= EXERCISE AIM =
Print the records exactly. Miss nothing.

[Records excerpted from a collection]
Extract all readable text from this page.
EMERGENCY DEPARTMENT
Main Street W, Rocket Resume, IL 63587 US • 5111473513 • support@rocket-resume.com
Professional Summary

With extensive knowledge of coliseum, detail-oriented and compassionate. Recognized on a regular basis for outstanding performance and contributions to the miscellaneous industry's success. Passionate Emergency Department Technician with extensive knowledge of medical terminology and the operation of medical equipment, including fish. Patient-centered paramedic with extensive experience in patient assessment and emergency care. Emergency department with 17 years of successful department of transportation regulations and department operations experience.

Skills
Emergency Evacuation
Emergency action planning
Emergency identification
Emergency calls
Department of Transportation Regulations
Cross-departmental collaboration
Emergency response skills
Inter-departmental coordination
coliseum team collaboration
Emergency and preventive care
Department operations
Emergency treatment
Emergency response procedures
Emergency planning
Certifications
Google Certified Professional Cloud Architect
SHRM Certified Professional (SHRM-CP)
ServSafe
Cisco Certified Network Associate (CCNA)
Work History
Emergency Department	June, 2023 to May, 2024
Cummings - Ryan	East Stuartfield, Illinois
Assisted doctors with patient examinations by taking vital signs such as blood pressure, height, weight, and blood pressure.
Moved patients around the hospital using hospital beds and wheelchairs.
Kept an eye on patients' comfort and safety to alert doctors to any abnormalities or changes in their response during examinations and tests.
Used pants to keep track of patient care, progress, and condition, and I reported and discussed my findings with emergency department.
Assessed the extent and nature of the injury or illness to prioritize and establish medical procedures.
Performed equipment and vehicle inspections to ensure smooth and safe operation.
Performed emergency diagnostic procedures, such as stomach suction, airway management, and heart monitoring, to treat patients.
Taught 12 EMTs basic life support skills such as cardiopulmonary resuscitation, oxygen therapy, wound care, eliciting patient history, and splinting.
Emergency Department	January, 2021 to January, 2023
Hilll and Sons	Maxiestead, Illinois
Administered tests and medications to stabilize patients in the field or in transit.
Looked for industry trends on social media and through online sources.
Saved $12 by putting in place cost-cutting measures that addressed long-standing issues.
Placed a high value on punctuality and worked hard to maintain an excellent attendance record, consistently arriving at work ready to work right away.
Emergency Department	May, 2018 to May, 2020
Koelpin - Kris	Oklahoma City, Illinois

= RESPONSE TO THE EXERCISE =
Extract all readable text from this page.
EMERGENCY DEPARTMENT
Main Street W, Rocket Resume, IL 63587 US • 5111473513 • support@rocket-resume.com
Professional Summary

With extensive knowledge of coliseum, detail-oriented and compassionate. Recognized on a regular basis for outstanding performance and contributions to the miscellaneous industry's success. Passionate Emergency Department Technician with extensive knowledge of medical terminology and the operation of medical equipment, including fish. Patient-centered paramedic with extensive experience in patient assessment and emergency care. Emergency department with 17 years of successful department of transportation regulations and department operations experience.

Skills
Emergency Evacuation
Emergency action planning
Emergency identification
Emergency calls
Department of Transportation Regulations
Cross-departmental collaboration
Emergency response skills
Inter-departmental coordination
coliseum team collaboration
Emergency and preventive care
Department operations
Emergency treatment
Emergency response procedures
Emergency planning
Certifications
Google Certified Professional Cloud Architect
SHRM Certified Professional (SHRM-CP)
ServSafe
Cisco Certified Network Associate (CCNA)
Work History
Emergency Department	June, 2023 to May, 2024
Cummings - Ryan	East Stuartfield, Illinois
Assisted doctors with patient examinations by taking vital signs such as blood pressure, height, weight, and blood pressure.
Moved patients around the hospital using hospital beds and wheelchairs.
Kept an eye on patients' comfort and safety to alert doctors to any abnormalities or changes in their response during examinations and tests.
Used pants to keep track of patient care, progress, and condition, and I reported and discussed my findings with emergency department.
Assessed the extent and nature of the injury or illness to prioritize and establish medical procedures.
Performed equipment and vehicle inspections to ensure smooth and safe operation.
Performed emergency diagnostic procedures, such as stomach suction, airway management, and heart monitoring, to treat patients.
Taught 12 EMTs basic life support skills such as cardiopulmonary resuscitation, oxygen therapy, wound care, eliciting patient history, and splinting.
Emergency Department	January, 2021 to January, 2023
Hilll and Sons	Maxiestead, Illinois
Administered tests and medications to stabilize patients in the field or in transit.
Looked for industry trends on social media and through online sources.
Saved $12 by putting in place cost-cutting measures that addressed long-standing issues.
Placed a high value on punctuality and worked hard to maintain an excellent attendance record, consistently arriving at work ready to work right away.
Emergency Department	May, 2018 to May, 2020
Koelpin - Kris	Oklahoma City, Illinois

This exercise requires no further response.